- [Instruction] Repeat each entry as written, dropping any picture you find.

══ Input data

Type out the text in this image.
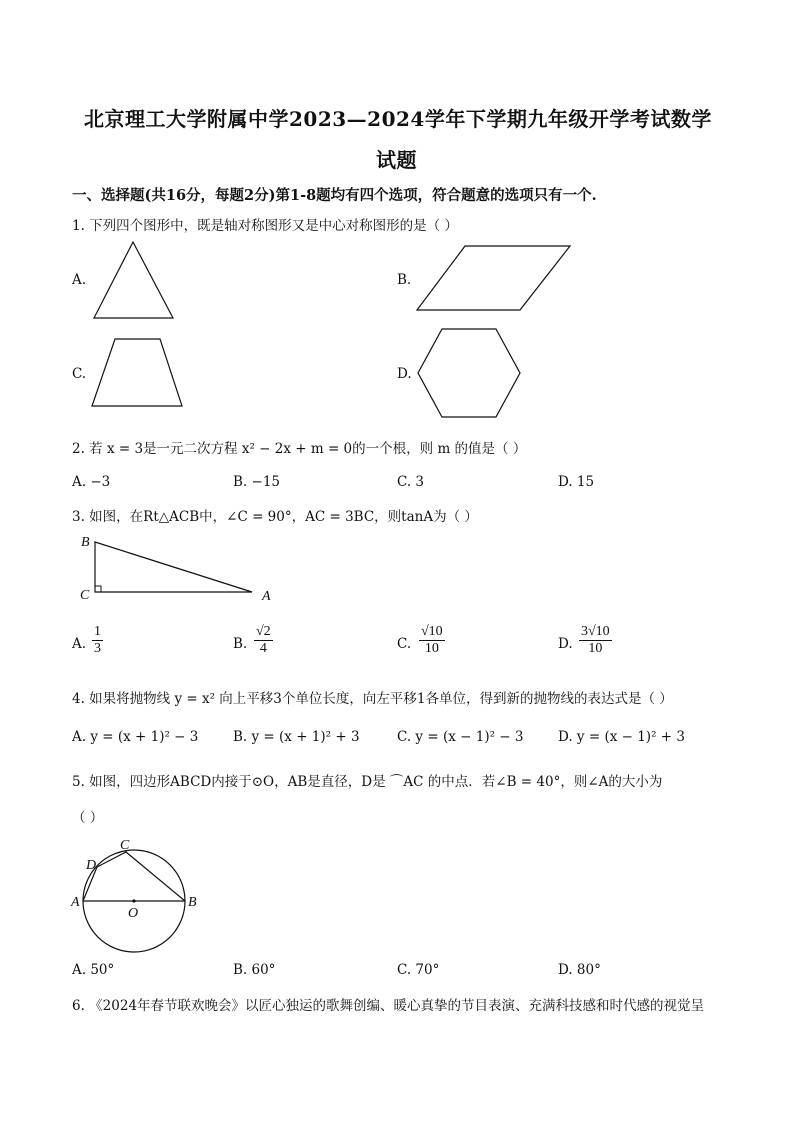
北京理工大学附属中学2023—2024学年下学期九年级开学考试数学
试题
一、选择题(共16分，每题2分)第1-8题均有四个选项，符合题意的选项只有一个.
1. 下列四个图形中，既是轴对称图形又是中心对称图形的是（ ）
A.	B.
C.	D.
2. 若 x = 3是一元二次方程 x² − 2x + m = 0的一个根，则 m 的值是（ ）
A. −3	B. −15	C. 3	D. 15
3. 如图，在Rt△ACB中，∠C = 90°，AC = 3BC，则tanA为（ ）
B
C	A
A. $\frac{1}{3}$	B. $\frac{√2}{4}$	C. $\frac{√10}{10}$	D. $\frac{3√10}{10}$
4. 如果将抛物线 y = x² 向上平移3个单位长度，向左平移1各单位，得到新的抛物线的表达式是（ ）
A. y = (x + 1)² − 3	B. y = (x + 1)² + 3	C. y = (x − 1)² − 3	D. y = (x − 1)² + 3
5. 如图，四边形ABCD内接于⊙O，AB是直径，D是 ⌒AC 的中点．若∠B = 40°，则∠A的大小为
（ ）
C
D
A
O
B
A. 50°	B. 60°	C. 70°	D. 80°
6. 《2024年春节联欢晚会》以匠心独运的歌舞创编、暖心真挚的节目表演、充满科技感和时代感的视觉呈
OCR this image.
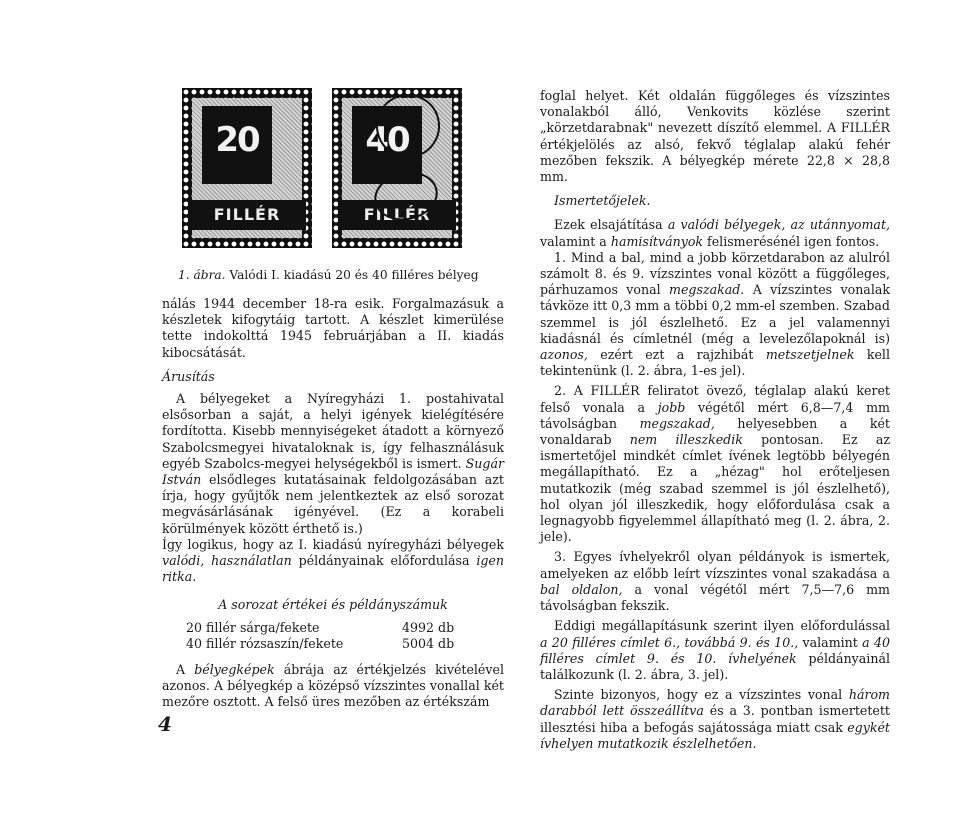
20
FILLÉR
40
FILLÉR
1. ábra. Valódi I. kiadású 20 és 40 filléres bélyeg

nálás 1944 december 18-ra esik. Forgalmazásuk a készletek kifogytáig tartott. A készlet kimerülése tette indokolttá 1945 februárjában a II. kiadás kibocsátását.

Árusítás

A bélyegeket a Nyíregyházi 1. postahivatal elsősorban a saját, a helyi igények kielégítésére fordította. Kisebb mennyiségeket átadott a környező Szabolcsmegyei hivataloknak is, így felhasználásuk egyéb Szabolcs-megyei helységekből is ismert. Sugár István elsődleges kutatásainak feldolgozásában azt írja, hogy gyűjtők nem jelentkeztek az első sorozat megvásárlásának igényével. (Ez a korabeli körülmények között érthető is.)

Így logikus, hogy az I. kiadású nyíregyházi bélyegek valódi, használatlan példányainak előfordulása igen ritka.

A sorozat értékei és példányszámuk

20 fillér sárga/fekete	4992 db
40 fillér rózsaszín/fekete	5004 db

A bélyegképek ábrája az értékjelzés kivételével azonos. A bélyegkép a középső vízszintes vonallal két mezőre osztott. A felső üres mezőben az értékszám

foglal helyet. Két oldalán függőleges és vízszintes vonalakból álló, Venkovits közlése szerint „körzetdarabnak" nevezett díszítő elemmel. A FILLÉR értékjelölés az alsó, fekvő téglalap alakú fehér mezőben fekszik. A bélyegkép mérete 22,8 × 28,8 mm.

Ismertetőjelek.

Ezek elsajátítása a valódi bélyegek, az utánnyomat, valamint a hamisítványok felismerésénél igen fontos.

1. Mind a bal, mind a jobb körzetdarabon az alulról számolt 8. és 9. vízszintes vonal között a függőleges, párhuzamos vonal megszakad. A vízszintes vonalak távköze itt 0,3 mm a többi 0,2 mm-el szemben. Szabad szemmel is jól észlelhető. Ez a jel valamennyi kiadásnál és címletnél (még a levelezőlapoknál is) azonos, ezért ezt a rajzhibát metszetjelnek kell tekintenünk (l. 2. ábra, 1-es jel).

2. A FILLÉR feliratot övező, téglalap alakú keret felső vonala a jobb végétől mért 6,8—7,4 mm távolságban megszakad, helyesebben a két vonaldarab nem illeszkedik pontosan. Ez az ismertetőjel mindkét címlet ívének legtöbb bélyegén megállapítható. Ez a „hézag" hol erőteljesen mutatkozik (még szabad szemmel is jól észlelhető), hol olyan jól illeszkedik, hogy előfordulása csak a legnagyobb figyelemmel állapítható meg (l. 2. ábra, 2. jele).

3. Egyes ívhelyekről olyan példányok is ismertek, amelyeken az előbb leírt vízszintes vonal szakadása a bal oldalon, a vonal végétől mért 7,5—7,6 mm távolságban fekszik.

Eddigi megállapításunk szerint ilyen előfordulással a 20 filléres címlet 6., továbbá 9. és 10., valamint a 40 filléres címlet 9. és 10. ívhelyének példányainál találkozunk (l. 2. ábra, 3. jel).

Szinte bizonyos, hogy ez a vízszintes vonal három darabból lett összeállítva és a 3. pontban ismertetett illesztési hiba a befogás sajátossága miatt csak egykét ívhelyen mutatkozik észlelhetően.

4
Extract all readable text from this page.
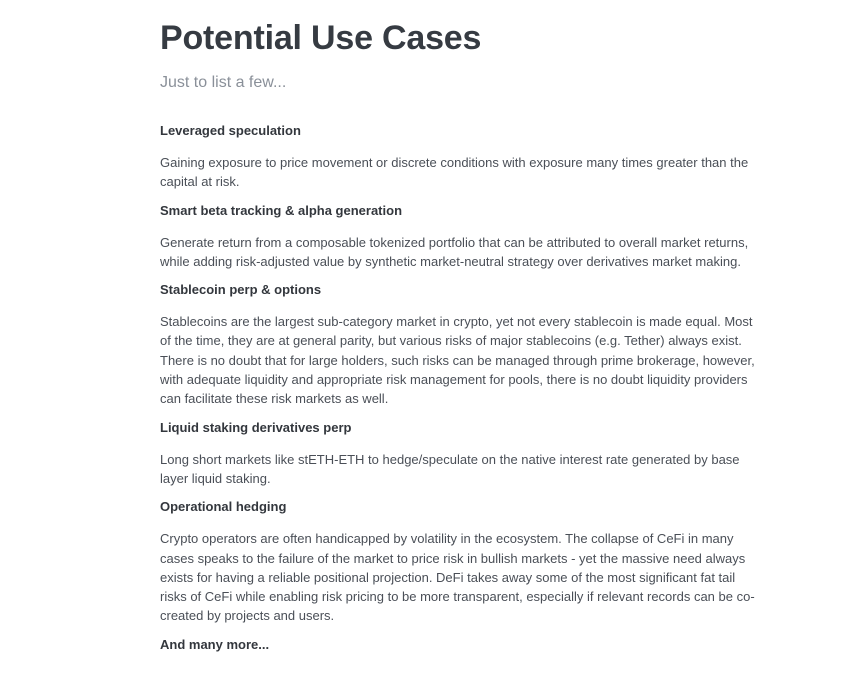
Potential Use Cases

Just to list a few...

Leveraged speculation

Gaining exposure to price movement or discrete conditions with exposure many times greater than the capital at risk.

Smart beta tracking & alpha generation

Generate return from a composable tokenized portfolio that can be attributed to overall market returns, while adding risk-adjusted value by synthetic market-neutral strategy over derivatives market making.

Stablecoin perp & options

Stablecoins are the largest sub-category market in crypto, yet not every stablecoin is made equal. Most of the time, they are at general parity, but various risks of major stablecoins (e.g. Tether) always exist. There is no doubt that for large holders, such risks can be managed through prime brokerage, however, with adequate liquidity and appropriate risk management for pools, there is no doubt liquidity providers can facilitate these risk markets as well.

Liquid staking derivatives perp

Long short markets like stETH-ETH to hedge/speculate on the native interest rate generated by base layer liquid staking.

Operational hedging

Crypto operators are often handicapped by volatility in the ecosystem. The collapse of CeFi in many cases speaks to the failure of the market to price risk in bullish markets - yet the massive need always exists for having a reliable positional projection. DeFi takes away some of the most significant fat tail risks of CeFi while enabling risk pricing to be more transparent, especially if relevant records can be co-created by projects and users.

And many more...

════

- [Solution for this task]
Type out the text in this image.
北京理工大学附属中学2023—2024学年下学期九年级开学考试数学
试题
一、选择题(共16分，每题2分)第1-8题均有四个选项，符合题意的选项只有一个.
1. 下列四个图形中，既是轴对称图形又是中心对称图形的是（ ）
A.	B.
C.	D.
2. 若 x = 3是一元二次方程 x² − 2x + m = 0的一个根，则 m 的值是（ ）
A. −3	B. −15	C. 3	D. 15
3. 如图，在Rt△ACB中，∠C = 90°，AC = 3BC，则tanA为（ ）
B
C	A
A. $\frac{1}{3}$	B. $\frac{√2}{4}$	C. $\frac{√10}{10}$	D. $\frac{3√10}{10}$
4. 如果将抛物线 y = x² 向上平移3个单位长度，向左平移1各单位，得到新的抛物线的表达式是（ ）
A. y = (x + 1)² − 3	B. y = (x + 1)² + 3	C. y = (x − 1)² − 3	D. y = (x − 1)² + 3
5. 如图，四边形ABCD内接于⊙O，AB是直径，D是 ⌒AC 的中点．若∠B = 40°，则∠A的大小为
（ ）
C
D
A
O
B
A. 50°	B. 60°	C. 70°	D. 80°
6. 《2024年春节联欢晚会》以匠心独运的歌舞创编、暖心真挚的节目表演、充满科技感和时代感的视觉呈
OCR this image.
20
FILLÉR
40
FILLÉR
1. ábra. Valódi I. kiadású 20 és 40 filléres bélyeg

nálás 1944 december 18-ra esik. Forgalmazásuk a készletek kifogytáig tartott. A készlet kimerülése tette indokolttá 1945 februárjában a II. kiadás kibocsátását.

Árusítás

A bélyegeket a Nyíregyházi 1. postahivatal elsősorban a saját, a helyi igények kielégítésére fordította. Kisebb mennyiségeket átadott a környező Szabolcsmegyei hivataloknak is, így felhasználásuk egyéb Szabolcs-megyei helységekből is ismert. Sugár István elsődleges kutatásainak feldolgozásában azt írja, hogy gyűjtők nem jelentkeztek az első sorozat megvásárlásának igényével. (Ez a korabeli körülmények között érthető is.)

Így logikus, hogy az I. kiadású nyíregyházi bélyegek valódi, használatlan példányainak előfordulása igen ritka.

A sorozat értékei és példányszámuk

20 fillér sárga/fekete	4992 db
40 fillér rózsaszín/fekete	5004 db

A bélyegképek ábrája az értékjelzés kivételével azonos. A bélyegkép a középső vízszintes vonallal két mezőre osztott. A felső üres mezőben az értékszám

foglal helyet. Két oldalán függőleges és vízszintes vonalakból álló, Venkovits közlése szerint „körzetdarabnak" nevezett díszítő elemmel. A FILLÉR értékjelölés az alsó, fekvő téglalap alakú fehér mezőben fekszik. A bélyegkép mérete 22,8 × 28,8 mm.

Ismertetőjelek.

Ezek elsajátítása a valódi bélyegek, az utánnyomat, valamint a hamisítványok felismerésénél igen fontos.

1. Mind a bal, mind a jobb körzetdarabon az alulról számolt 8. és 9. vízszintes vonal között a függőleges, párhuzamos vonal megszakad. A vízszintes vonalak távköze itt 0,3 mm a többi 0,2 mm-el szemben. Szabad szemmel is jól észlelhető. Ez a jel valamennyi kiadásnál és címletnél (még a levelezőlapoknál is) azonos, ezért ezt a rajzhibát metszetjelnek kell tekintenünk (l. 2. ábra, 1-es jel).

2. A FILLÉR feliratot övező, téglalap alakú keret felső vonala a jobb végétől mért 6,8—7,4 mm távolságban megszakad, helyesebben a két vonaldarab nem illeszkedik pontosan. Ez az ismertetőjel mindkét címlet ívének legtöbb bélyegén megállapítható. Ez a „hézag" hol erőteljesen mutatkozik (még szabad szemmel is jól észlelhető), hol olyan jól illeszkedik, hogy előfordulása csak a legnagyobb figyelemmel állapítható meg (l. 2. ábra, 2. jele).

3. Egyes ívhelyekről olyan példányok is ismertek, amelyeken az előbb leírt vízszintes vonal szakadása a bal oldalon, a vonal végétől mért 7,5—7,6 mm távolságban fekszik.

Eddigi megállapításunk szerint ilyen előfordulással a 20 filléres címlet 6., továbbá 9. és 10., valamint a 40 filléres címlet 9. és 10. ívhelyének példányainál találkozunk (l. 2. ábra, 3. jel).

Szinte bizonyos, hogy ez a vízszintes vonal három darabból lett összeállítva és a 3. pontban ismertetett illesztési hiba a befogás sajátossága miatt csak egykét ívhelyen mutatkozik észlelhetően.

4
Extract all readable text from this page.
Potential Use Cases

Just to list a few...

Leveraged speculation

Gaining exposure to price movement or discrete conditions with exposure many times greater than the capital at risk.

Smart beta tracking & alpha generation

Generate return from a composable tokenized portfolio that can be attributed to overall market returns, while adding risk-adjusted value by synthetic market-neutral strategy over derivatives market making.

Stablecoin perp & options

Stablecoins are the largest sub-category market in crypto, yet not every stablecoin is made equal. Most of the time, they are at general parity, but various risks of major stablecoins (e.g. Tether) always exist. There is no doubt that for large holders, such risks can be managed through prime brokerage, however, with adequate liquidity and appropriate risk management for pools, there is no doubt liquidity providers can facilitate these risk markets as well.

Liquid staking derivatives perp

Long short markets like stETH-ETH to hedge/speculate on the native interest rate generated by base layer liquid staking.

Operational hedging

Crypto operators are often handicapped by volatility in the ecosystem. The collapse of CeFi in many cases speaks to the failure of the market to price risk in bullish markets - yet the massive need always exists for having a reliable positional projection. DeFi takes away some of the most significant fat tail risks of CeFi while enabling risk pricing to be more transparent, especially if relevant records can be co-created by projects and users.

And many more...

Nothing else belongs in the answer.